Given problem
Below are records; reproduce exactly the lines from the one containing "What does this" through the end, both included, and only those.
────────────────────
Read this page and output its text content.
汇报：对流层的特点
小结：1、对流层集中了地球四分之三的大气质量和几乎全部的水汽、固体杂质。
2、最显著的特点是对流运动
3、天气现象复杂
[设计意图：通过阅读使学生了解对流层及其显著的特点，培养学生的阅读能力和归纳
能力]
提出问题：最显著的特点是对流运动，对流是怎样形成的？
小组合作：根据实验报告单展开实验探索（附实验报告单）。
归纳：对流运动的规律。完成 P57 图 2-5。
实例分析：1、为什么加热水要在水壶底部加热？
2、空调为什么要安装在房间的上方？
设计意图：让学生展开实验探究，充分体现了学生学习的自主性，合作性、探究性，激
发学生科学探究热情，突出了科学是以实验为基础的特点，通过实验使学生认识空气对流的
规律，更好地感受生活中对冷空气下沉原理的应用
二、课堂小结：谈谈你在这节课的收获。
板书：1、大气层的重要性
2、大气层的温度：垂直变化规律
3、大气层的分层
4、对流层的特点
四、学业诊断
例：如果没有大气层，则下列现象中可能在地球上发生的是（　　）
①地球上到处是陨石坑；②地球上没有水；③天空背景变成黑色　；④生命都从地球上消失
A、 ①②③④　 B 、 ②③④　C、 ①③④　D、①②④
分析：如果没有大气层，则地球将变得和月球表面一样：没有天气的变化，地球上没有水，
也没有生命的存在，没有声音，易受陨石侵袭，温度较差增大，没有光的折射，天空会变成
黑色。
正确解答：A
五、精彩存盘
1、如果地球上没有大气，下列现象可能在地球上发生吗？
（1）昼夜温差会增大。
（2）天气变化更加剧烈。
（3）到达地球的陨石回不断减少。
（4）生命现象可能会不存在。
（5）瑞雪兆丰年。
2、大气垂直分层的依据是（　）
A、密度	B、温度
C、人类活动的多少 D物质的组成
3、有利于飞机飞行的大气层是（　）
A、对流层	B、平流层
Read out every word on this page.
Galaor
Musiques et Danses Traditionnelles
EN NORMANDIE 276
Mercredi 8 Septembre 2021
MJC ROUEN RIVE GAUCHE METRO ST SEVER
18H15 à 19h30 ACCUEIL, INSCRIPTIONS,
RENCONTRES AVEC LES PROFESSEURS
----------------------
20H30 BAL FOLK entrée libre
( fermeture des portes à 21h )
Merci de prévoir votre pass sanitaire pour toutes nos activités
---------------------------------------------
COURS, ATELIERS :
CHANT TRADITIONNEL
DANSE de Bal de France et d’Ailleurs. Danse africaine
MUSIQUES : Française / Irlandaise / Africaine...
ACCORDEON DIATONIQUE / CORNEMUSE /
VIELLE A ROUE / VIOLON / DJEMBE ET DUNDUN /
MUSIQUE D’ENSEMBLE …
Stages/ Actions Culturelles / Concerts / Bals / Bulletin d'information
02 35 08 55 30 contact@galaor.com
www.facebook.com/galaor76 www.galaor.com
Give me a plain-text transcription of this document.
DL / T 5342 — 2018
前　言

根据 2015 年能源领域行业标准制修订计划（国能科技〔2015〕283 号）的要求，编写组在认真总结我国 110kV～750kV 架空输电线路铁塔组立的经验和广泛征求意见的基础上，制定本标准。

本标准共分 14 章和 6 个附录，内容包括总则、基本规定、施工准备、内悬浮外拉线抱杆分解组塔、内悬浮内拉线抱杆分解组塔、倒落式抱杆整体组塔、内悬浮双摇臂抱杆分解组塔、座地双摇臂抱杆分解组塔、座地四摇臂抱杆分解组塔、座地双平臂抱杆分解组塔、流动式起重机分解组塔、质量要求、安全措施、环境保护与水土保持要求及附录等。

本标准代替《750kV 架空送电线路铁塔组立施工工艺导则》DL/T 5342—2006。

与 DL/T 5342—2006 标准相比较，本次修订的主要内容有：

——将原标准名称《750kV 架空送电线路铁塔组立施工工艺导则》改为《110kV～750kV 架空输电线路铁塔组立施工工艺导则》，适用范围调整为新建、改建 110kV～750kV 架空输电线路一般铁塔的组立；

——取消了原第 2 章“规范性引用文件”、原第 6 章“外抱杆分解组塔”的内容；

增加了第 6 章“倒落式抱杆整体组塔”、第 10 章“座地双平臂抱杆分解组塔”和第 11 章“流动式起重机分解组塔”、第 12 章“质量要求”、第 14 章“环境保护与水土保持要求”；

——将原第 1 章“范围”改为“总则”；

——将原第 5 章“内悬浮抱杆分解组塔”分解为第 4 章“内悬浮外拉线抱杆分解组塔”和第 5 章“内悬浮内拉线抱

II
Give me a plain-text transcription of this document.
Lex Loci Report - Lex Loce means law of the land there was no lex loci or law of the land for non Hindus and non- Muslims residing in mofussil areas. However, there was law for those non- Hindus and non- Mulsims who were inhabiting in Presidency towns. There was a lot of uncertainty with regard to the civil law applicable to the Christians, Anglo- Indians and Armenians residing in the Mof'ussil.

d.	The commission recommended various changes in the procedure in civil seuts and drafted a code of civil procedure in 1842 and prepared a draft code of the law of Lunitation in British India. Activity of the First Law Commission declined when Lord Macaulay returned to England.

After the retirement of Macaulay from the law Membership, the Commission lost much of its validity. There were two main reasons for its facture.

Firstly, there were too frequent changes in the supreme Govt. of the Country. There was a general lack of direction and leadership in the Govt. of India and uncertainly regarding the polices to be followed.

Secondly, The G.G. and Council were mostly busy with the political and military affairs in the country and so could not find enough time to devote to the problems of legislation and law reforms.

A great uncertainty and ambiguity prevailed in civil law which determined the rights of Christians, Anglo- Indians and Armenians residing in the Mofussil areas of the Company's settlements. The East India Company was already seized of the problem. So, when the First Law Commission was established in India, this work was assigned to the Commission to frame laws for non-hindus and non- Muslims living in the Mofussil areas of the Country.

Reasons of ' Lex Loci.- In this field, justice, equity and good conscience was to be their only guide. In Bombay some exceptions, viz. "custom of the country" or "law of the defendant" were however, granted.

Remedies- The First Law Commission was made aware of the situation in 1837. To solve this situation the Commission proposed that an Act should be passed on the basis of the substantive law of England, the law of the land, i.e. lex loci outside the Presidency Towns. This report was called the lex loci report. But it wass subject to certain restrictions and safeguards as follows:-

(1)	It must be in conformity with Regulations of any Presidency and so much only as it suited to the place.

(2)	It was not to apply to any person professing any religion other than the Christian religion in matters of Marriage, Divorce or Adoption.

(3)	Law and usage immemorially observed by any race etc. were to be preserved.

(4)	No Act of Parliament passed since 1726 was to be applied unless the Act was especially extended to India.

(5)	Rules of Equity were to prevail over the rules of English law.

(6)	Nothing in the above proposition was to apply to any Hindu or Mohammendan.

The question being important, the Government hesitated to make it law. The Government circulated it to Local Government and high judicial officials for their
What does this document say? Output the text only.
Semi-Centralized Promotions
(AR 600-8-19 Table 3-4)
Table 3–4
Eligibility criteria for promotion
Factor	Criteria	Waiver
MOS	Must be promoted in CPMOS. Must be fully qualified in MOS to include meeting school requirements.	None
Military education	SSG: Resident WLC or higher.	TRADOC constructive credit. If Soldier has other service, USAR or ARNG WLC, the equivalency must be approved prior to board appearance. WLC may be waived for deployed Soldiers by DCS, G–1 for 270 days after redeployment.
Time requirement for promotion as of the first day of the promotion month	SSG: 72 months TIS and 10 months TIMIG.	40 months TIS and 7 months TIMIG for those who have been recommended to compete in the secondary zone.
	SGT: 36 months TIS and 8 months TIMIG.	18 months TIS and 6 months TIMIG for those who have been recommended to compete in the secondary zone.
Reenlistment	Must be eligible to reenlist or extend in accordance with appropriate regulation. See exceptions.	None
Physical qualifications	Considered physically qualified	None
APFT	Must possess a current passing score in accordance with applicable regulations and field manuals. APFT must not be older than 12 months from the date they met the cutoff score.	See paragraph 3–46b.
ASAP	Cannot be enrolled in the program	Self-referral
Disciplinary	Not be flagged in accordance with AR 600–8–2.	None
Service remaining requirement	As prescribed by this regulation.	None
────────────────────
Answer to this problem
What does this document say? Output the text only.
Semi-Centralized Promotions
(AR 600-8-19 Table 3-4)
Table 3–4
Eligibility criteria for promotion
Factor	Criteria	Waiver
MOS	Must be promoted in CPMOS. Must be fully qualified in MOS to include meeting school requirements.	None
Military education	SSG: Resident WLC or higher.	TRADOC constructive credit. If Soldier has other service, USAR or ARNG WLC, the equivalency must be approved prior to board appearance. WLC may be waived for deployed Soldiers by DCS, G–1 for 270 days after redeployment.
Time requirement for promotion as of the first day of the promotion month	SSG: 72 months TIS and 10 months TIMIG.	40 months TIS and 7 months TIMIG for those who have been recommended to compete in the secondary zone.
	SGT: 36 months TIS and 8 months TIMIG.	18 months TIS and 6 months TIMIG for those who have been recommended to compete in the secondary zone.
Reenlistment	Must be eligible to reenlist or extend in accordance with appropriate regulation. See exceptions.	None
Physical qualifications	Considered physically qualified	None
APFT	Must possess a current passing score in accordance with applicable regulations and field manuals. APFT must not be older than 12 months from the date they met the cutoff score.	See paragraph 3–46b.
ASAP	Cannot be enrolled in the program	Self-referral
Disciplinary	Not be flagged in accordance with AR 600–8–2.	None
Service remaining requirement	As prescribed by this regulation.	None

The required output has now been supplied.